**任务**
逐行原样复述下方全部材料，不得增删或改动任何字符。
**** 所示材料 ****
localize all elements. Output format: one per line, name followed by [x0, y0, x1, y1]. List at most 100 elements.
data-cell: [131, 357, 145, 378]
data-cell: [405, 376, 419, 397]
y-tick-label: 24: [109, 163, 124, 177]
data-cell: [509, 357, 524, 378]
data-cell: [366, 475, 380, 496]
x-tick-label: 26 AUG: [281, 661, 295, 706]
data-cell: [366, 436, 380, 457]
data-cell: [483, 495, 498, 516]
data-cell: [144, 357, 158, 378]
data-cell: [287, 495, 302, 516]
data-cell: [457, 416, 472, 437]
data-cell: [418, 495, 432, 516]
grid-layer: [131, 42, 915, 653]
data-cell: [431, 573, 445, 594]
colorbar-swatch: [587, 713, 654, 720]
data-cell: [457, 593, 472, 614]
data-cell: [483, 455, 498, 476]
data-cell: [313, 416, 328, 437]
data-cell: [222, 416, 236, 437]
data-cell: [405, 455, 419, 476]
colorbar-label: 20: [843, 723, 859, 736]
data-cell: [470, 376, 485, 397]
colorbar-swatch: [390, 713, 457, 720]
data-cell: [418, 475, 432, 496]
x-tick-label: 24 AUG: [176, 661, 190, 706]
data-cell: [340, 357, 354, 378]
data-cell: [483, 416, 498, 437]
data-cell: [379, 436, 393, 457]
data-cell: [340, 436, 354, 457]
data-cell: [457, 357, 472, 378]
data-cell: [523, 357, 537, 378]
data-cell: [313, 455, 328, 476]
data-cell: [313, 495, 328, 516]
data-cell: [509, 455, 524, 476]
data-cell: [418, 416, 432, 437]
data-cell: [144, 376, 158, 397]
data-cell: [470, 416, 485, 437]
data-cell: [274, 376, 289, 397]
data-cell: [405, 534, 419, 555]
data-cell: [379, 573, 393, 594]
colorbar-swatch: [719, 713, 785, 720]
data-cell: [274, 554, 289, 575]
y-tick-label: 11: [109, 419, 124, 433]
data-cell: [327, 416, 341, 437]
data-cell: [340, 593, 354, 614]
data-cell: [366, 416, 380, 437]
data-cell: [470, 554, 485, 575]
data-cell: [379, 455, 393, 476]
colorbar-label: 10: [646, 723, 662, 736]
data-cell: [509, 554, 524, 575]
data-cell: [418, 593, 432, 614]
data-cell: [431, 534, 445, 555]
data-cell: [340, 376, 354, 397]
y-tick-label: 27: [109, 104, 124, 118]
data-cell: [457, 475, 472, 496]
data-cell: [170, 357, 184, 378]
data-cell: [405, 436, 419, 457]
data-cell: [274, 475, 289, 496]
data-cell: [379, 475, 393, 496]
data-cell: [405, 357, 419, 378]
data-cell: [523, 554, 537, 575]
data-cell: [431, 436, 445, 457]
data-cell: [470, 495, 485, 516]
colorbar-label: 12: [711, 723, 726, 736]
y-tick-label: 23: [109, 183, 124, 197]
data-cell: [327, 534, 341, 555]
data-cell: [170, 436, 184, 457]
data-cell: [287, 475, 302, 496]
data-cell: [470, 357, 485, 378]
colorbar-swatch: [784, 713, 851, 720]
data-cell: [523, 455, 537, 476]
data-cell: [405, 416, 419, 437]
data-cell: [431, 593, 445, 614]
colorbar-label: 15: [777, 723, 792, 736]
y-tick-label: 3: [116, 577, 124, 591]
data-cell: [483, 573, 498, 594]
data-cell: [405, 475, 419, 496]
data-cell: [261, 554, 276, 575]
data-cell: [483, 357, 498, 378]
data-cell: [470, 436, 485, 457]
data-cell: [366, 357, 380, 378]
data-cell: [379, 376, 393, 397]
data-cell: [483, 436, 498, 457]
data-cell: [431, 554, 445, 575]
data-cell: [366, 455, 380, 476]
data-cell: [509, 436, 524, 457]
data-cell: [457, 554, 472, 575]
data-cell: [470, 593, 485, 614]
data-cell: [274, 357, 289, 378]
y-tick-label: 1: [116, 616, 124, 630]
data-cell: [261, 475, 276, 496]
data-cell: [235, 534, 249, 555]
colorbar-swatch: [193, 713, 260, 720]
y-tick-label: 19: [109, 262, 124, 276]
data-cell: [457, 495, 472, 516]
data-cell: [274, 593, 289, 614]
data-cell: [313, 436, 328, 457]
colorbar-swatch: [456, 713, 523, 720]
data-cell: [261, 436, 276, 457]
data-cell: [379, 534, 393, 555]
****
**结果**
localize all elements. Output format: one per line, name followed by [x0, y0, x1, y1]. List at most 100 elements.
data-cell: [131, 357, 145, 378]
data-cell: [405, 376, 419, 397]
y-tick-label: 24: [109, 163, 124, 177]
data-cell: [509, 357, 524, 378]
data-cell: [366, 475, 380, 496]
x-tick-label: 26 AUG: [281, 661, 295, 706]
data-cell: [366, 436, 380, 457]
data-cell: [483, 495, 498, 516]
data-cell: [144, 357, 158, 378]
data-cell: [287, 495, 302, 516]
data-cell: [457, 416, 472, 437]
data-cell: [418, 495, 432, 516]
grid-layer: [131, 42, 915, 653]
data-cell: [431, 573, 445, 594]
colorbar-swatch: [587, 713, 654, 720]
data-cell: [457, 593, 472, 614]
data-cell: [483, 455, 498, 476]
data-cell: [313, 416, 328, 437]
data-cell: [222, 416, 236, 437]
data-cell: [405, 455, 419, 476]
colorbar-label: 20: [843, 723, 859, 736]
data-cell: [470, 376, 485, 397]
colorbar-swatch: [390, 713, 457, 720]
data-cell: [418, 475, 432, 496]
x-tick-label: 24 AUG: [176, 661, 190, 706]
data-cell: [340, 357, 354, 378]
data-cell: [483, 416, 498, 437]
data-cell: [379, 436, 393, 457]
data-cell: [340, 436, 354, 457]
data-cell: [457, 357, 472, 378]
data-cell: [523, 357, 537, 378]
data-cell: [313, 455, 328, 476]
data-cell: [313, 495, 328, 516]
data-cell: [509, 455, 524, 476]
data-cell: [418, 416, 432, 437]
data-cell: [144, 376, 158, 397]
data-cell: [470, 416, 485, 437]
data-cell: [274, 376, 289, 397]
data-cell: [405, 534, 419, 555]
data-cell: [379, 573, 393, 594]
colorbar-swatch: [719, 713, 785, 720]
data-cell: [274, 554, 289, 575]
y-tick-label: 11: [109, 419, 124, 433]
data-cell: [327, 416, 341, 437]
data-cell: [340, 593, 354, 614]
data-cell: [366, 416, 380, 437]
data-cell: [470, 554, 485, 575]
data-cell: [379, 455, 393, 476]
colorbar-label: 10: [646, 723, 662, 736]
data-cell: [509, 554, 524, 575]
data-cell: [418, 593, 432, 614]
data-cell: [431, 534, 445, 555]
data-cell: [340, 376, 354, 397]
y-tick-label: 27: [109, 104, 124, 118]
data-cell: [457, 475, 472, 496]
data-cell: [170, 357, 184, 378]
data-cell: [405, 436, 419, 457]
data-cell: [274, 475, 289, 496]
data-cell: [379, 475, 393, 496]
data-cell: [405, 357, 419, 378]
data-cell: [523, 554, 537, 575]
data-cell: [431, 436, 445, 457]
data-cell: [470, 495, 485, 516]
colorbar-label: 12: [711, 723, 726, 736]
y-tick-label: 23: [109, 183, 124, 197]
data-cell: [327, 534, 341, 555]
data-cell: [170, 436, 184, 457]
data-cell: [287, 475, 302, 496]
data-cell: [470, 357, 485, 378]
colorbar-swatch: [784, 713, 851, 720]
data-cell: [523, 455, 537, 476]
data-cell: [405, 416, 419, 437]
data-cell: [431, 593, 445, 614]
colorbar-label: 15: [777, 723, 792, 736]
y-tick-label: 3: [116, 577, 124, 591]
data-cell: [483, 573, 498, 594]
data-cell: [405, 475, 419, 496]
data-cell: [261, 554, 276, 575]
data-cell: [483, 357, 498, 378]
data-cell: [470, 436, 485, 457]
data-cell: [366, 357, 380, 378]
data-cell: [379, 376, 393, 397]
data-cell: [483, 436, 498, 457]
data-cell: [431, 554, 445, 575]
data-cell: [366, 455, 380, 476]
data-cell: [509, 436, 524, 457]
data-cell: [457, 554, 472, 575]
data-cell: [470, 593, 485, 614]
data-cell: [274, 357, 289, 378]
y-tick-label: 1: [116, 616, 124, 630]
data-cell: [261, 475, 276, 496]
data-cell: [235, 534, 249, 555]
colorbar-swatch: [193, 713, 260, 720]
y-tick-label: 19: [109, 262, 124, 276]
data-cell: [457, 495, 472, 516]
data-cell: [274, 593, 289, 614]
data-cell: [313, 436, 328, 457]
colorbar-swatch: [456, 713, 523, 720]
data-cell: [261, 436, 276, 457]
data-cell: [379, 534, 393, 555]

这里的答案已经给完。